# [Set problem]
Decide whether each statement agrees with the provenance text below. Answer yes or no for each, and quote the words of the text that decide it. 1. The systemID column should be left blank for repositories that are not supported. 2. DataStore is one of the currently supported systems. 3. The url column is required for every source.

# [Selection]
Describes source datasets. Explicitly listing the DOIs and/or URLs of input data help future users understand in greater detail how the derived data were created and may some day be able to assign attribution to the creators of referenced datasets.

Provenance metadata can be automatically generated for supported repositories simply by specifying an identifier (i.e. EDI) in the systemID column. For unsupported repositories (e.g. DataStore), the systemID column should be left blank.

For many monitoring protocols, there may not be any input datasets, instead the data package is based on newly collected & original data. In this case, leave provenance.txt blank.

Columns:

* **dataPackageID** Data package identifier. Supplying a valid packageID and systemID (of supported systems) is all that is needed to create a complete provenance record.
* **systemID** System (i.e. data repository) identifier. Currently supported systems are: EDI (Environmental Data Initiative). Leave this column blank unless specifying a supported system.
* **url** URL linking to an online source (i.e. data, paper, etc.). Required when a source can't be defined by a packageID and systemID.
* **onlineDescription** Description of the data source. Required when a source can't be defined by a packageID and systemID.
* **title** The source title. Required when a source can't be defined by a packageID and systemID.
* **givenName** A creator or contacts given name. Required when a source can't be defined by a packageID and systemID.
* **middleInitial** A creator or contacts middle initial. Required when a source can't be defined by a packageID and systemID.
* **surName** A creator or contacts middle initial. Required when a source can't be defined by a packageID and systemID.
* **role** "creator" and "contact" of the data source. Required when a source can't be defined by a packageID and systemID. Add both the creator and contact as separate rows within the template, where the information in each row is duplicated except for the givenName, middleInitial, surName (or organizationName), and role fields.

# [Stored records]
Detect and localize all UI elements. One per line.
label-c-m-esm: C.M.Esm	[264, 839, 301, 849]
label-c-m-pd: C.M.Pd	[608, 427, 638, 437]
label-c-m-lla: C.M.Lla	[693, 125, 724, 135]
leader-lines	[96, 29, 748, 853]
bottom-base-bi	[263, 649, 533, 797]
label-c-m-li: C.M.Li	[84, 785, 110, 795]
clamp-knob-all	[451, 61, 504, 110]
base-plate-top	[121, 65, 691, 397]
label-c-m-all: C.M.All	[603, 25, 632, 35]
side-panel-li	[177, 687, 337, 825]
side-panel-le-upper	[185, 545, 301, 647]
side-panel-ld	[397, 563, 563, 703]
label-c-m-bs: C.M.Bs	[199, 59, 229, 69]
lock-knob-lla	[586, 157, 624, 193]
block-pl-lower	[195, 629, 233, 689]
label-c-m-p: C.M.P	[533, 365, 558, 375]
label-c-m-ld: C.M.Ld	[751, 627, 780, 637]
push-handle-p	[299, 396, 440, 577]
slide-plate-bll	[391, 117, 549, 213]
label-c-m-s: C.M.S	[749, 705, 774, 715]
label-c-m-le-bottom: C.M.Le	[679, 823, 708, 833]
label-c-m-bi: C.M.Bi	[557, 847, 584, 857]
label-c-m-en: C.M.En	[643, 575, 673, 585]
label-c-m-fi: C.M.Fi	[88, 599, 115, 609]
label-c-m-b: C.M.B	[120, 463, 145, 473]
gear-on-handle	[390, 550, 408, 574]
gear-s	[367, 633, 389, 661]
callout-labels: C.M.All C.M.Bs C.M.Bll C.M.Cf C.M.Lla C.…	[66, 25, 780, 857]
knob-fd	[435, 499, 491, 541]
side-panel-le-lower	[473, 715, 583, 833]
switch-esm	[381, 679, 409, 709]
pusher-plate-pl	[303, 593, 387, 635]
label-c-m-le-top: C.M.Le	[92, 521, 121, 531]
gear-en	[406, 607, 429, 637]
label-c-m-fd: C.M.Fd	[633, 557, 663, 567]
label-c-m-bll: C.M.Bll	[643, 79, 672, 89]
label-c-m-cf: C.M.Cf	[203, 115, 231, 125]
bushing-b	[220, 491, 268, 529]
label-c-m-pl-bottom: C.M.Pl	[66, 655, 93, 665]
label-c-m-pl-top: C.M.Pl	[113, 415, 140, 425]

# [Answer]
1. Yes: "For unsupported repositories (e.g. DataStore), the systemID column should be left blank."
2. No: "Currently supported systems are: EDI (Environmental Data Initiative)."
3. No: "Required when a source can't be defined by a packageID and systemID."